* [INSTRUCTIONS FOR THE TASK]:
Copy every line of the data that includes the string "label".

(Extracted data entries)
● ● ● ●
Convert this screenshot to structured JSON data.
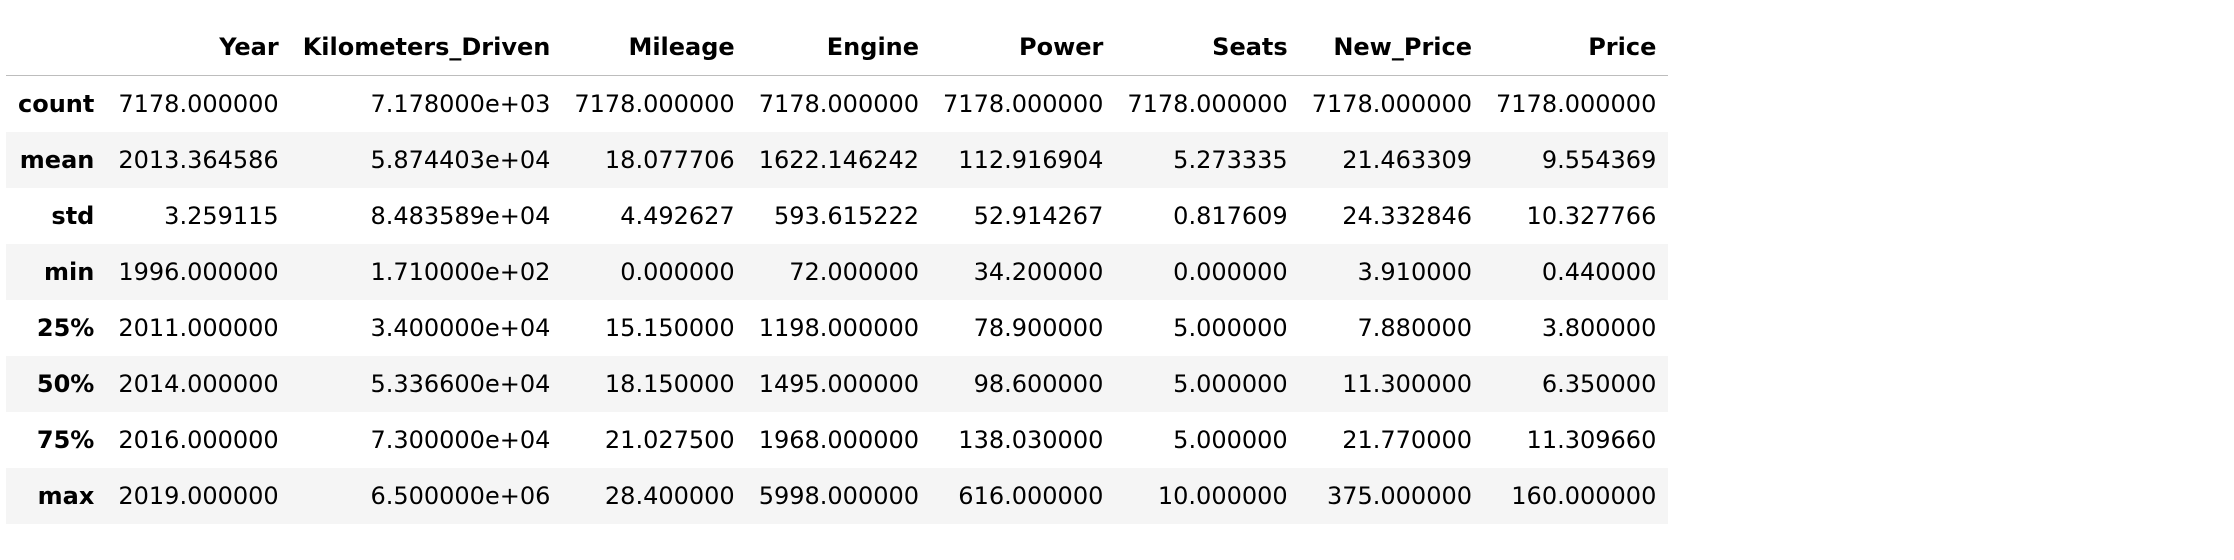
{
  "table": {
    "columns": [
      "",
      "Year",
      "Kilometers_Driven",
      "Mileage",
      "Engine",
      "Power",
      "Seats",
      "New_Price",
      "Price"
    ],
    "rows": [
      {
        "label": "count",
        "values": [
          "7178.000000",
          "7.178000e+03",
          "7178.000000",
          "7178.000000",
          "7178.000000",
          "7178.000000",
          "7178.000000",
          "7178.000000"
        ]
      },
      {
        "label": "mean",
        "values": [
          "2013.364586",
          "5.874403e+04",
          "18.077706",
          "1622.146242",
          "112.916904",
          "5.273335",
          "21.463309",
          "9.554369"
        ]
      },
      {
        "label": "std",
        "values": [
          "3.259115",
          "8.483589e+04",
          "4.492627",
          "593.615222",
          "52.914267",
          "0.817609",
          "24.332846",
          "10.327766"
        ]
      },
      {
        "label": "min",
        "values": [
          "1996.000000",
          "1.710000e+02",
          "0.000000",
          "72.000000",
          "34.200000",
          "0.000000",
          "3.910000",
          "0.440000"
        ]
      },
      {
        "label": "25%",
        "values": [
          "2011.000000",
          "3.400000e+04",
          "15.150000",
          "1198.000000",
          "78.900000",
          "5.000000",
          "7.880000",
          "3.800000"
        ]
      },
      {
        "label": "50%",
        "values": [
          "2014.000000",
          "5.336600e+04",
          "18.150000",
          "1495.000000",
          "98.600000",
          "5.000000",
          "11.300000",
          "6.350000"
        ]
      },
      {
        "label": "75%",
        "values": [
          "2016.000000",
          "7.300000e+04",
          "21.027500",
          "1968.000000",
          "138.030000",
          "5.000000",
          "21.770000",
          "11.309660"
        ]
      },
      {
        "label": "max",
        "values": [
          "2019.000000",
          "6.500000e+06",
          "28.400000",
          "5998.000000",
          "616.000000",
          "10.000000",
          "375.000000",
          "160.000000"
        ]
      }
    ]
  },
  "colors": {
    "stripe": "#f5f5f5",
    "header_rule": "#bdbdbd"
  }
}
● ● ● ●
* [PROBLEM SOLUTION]:
        "label": "count",
        "label": "mean",
        "label": "std",
        "label": "min",
        "label": "25%",
        "label": "50%",
        "label": "75%",
        "label": "max",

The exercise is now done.